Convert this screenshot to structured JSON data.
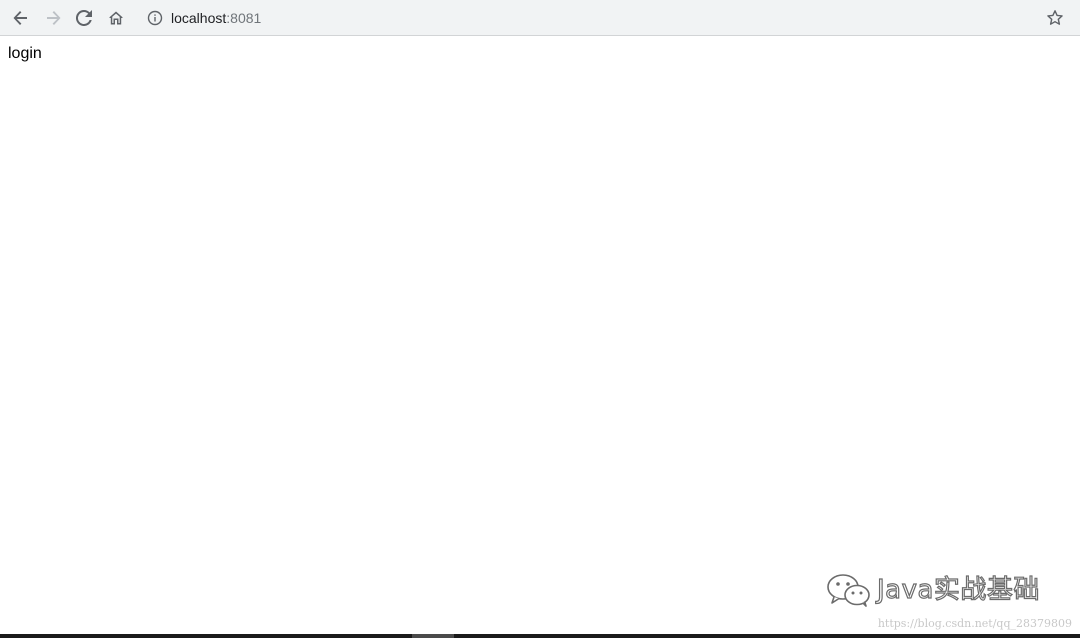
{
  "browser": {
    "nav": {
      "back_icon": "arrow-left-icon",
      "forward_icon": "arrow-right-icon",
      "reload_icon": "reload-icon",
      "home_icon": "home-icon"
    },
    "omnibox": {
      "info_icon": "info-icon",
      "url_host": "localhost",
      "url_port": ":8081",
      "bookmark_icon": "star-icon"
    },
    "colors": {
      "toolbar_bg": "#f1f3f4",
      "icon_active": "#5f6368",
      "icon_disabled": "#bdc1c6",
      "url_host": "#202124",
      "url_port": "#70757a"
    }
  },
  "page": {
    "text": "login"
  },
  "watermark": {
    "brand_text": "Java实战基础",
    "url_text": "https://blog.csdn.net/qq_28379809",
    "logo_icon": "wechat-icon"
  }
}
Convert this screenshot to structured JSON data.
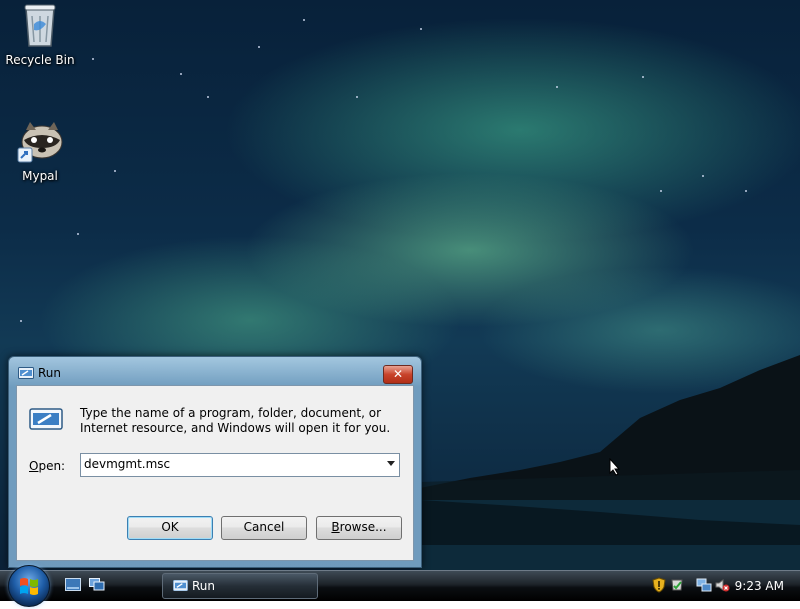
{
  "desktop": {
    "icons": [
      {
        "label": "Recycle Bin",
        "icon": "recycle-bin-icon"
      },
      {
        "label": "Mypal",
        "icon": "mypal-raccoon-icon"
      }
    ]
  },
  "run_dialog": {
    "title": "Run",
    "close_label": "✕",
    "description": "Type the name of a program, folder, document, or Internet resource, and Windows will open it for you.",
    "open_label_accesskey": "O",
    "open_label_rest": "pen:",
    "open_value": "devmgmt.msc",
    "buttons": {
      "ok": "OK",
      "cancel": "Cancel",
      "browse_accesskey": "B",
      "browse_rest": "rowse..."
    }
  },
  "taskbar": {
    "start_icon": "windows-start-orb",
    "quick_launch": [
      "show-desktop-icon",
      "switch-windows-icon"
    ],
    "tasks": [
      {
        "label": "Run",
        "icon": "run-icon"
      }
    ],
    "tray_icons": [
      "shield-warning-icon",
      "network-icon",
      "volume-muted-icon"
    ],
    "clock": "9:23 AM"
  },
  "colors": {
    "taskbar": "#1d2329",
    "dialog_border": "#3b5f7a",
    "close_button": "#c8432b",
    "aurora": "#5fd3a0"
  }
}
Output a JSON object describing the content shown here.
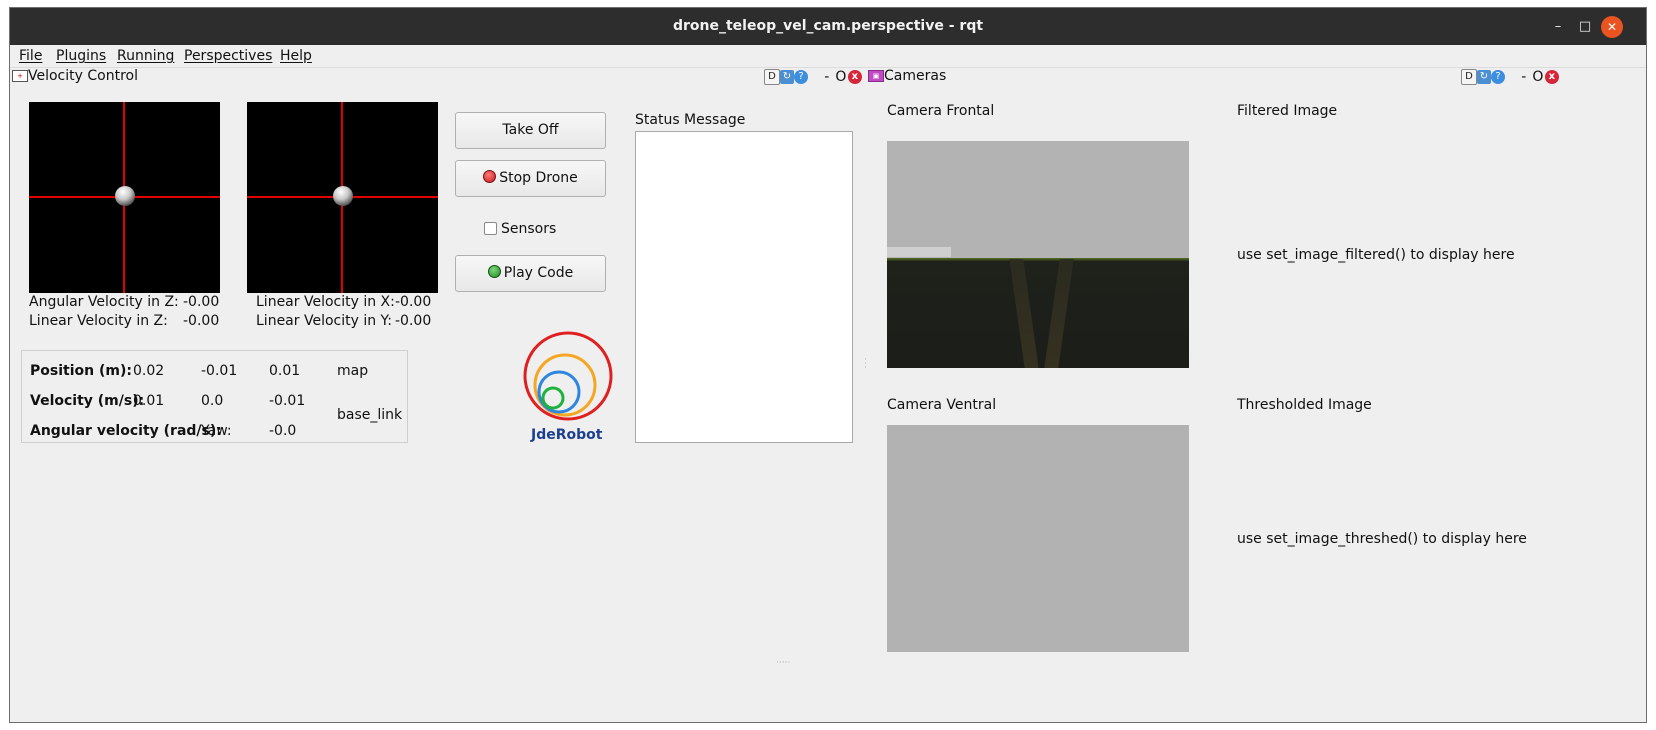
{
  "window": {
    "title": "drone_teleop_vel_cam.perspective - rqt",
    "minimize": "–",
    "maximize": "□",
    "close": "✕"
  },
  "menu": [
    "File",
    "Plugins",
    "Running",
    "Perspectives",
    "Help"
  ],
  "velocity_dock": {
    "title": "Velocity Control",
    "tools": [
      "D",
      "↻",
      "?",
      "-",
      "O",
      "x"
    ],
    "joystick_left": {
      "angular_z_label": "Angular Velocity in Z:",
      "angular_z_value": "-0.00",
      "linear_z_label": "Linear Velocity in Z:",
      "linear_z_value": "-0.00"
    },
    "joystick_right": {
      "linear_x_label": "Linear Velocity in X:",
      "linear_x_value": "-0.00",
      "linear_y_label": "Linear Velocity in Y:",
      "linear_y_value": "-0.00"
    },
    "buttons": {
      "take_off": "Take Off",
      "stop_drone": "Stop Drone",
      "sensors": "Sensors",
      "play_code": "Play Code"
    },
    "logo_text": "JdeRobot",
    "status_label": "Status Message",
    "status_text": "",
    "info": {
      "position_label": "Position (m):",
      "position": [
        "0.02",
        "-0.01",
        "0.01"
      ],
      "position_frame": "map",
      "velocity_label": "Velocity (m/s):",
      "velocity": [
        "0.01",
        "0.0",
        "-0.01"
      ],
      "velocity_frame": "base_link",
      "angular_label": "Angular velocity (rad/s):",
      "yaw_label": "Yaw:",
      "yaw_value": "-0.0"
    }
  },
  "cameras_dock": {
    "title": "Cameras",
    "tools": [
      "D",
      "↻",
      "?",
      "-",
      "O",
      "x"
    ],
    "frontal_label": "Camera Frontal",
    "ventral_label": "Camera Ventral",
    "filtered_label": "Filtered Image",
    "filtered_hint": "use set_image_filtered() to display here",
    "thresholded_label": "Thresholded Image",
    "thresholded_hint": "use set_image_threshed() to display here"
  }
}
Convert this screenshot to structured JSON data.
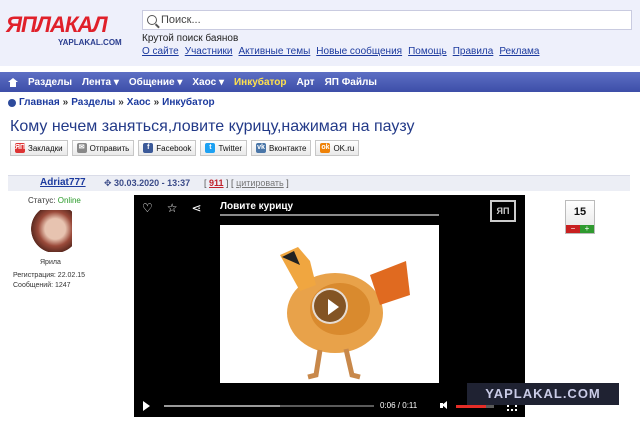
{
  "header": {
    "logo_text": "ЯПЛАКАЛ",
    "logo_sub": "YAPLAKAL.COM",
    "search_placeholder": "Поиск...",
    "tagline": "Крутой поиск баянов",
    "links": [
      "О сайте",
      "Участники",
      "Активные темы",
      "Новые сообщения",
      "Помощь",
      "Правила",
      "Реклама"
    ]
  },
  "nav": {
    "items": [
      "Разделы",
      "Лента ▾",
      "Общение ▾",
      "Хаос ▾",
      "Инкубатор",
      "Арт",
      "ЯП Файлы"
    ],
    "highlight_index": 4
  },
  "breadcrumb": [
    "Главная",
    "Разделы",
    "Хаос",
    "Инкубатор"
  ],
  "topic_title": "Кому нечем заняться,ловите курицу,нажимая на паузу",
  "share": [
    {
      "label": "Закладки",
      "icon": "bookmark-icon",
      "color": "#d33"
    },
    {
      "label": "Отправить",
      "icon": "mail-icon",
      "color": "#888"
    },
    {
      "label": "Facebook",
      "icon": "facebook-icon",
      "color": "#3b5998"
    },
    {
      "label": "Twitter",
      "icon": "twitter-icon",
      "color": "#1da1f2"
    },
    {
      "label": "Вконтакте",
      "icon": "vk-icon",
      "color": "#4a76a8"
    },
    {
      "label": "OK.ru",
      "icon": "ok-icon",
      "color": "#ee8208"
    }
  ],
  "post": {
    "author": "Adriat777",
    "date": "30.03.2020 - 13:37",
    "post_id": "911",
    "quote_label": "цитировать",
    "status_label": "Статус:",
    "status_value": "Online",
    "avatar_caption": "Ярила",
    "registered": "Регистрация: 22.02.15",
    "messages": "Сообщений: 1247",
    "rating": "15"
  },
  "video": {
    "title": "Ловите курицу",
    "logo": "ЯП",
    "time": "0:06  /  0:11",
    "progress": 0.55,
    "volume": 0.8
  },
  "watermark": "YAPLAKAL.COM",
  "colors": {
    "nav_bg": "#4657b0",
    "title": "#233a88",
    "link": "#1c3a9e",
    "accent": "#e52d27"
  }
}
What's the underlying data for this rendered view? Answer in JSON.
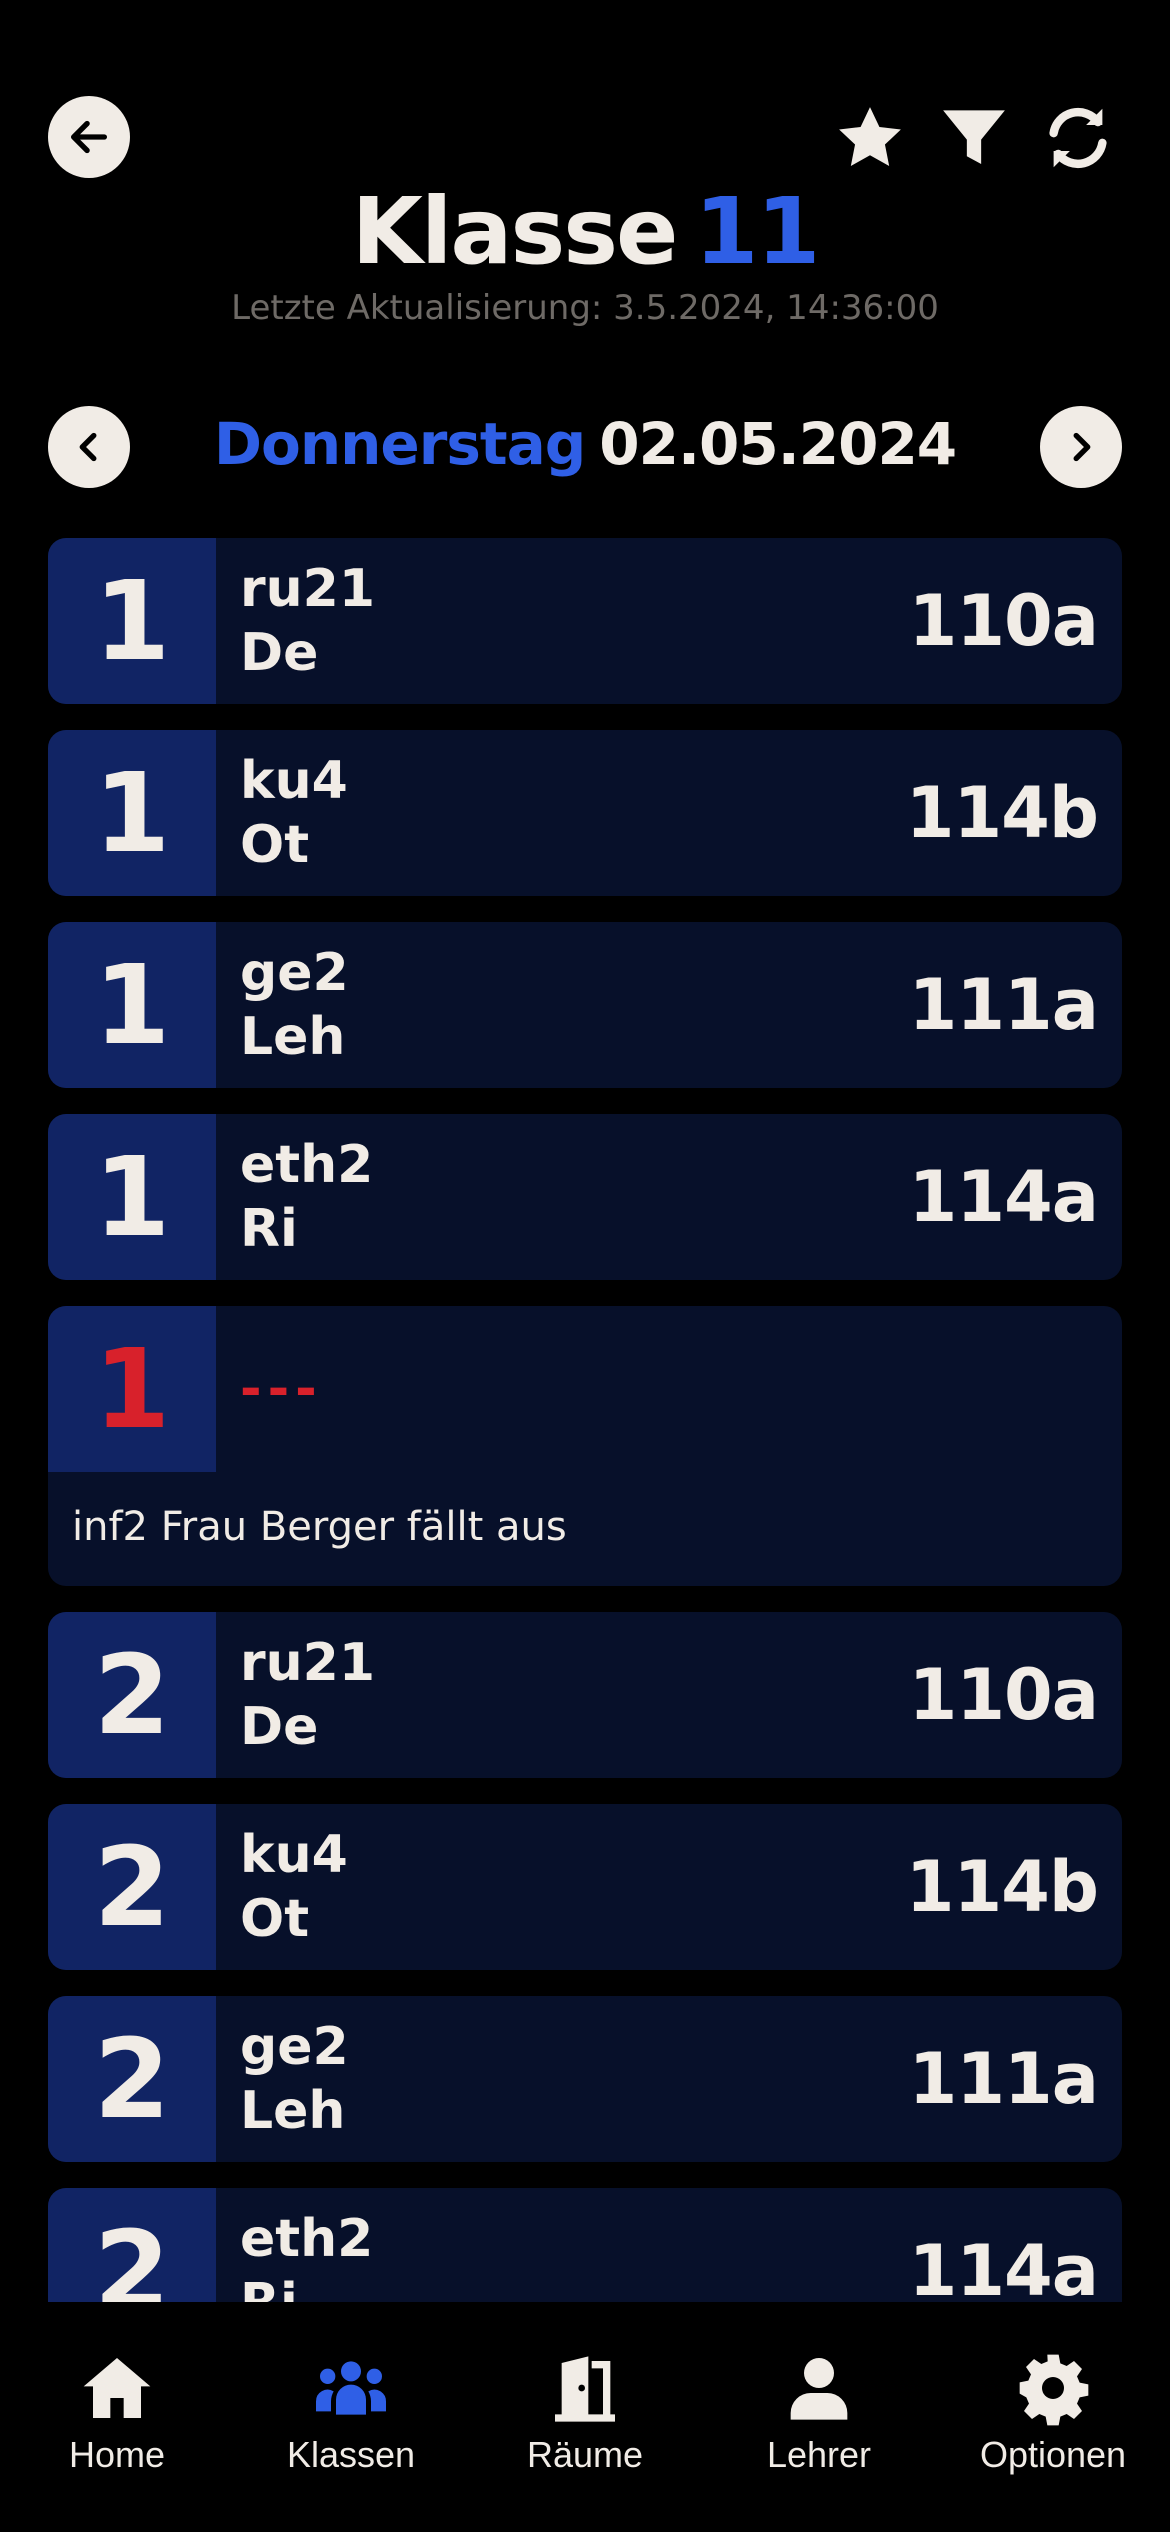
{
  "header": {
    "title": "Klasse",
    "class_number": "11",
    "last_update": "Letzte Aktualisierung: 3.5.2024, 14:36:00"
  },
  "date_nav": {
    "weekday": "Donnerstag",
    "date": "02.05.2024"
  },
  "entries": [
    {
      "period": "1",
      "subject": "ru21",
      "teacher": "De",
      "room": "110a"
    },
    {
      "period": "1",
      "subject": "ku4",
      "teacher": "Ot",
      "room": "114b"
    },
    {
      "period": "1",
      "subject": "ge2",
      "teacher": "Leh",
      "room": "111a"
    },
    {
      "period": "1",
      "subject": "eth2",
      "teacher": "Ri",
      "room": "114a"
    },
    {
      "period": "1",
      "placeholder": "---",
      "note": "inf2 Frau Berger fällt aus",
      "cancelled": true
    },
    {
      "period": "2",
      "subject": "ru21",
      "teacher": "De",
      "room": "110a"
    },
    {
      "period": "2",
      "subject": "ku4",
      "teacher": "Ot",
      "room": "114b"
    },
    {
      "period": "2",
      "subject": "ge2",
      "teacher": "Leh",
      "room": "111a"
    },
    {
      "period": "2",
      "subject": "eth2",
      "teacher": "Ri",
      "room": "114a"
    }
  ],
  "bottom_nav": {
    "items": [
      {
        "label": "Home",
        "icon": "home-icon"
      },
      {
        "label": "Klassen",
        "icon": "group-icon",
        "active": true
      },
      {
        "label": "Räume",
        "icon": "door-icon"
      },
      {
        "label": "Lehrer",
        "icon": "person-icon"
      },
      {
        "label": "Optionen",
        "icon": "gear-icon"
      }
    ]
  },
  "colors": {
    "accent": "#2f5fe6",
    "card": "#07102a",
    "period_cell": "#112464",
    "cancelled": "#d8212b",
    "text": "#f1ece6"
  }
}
******
[Written instruction] Return all lines containing the word "YAPLAKAL".

[Final answer]
    "logo_sub": "YAPLAKAL.COM",
  "watermark": "YAPLAKAL.COM",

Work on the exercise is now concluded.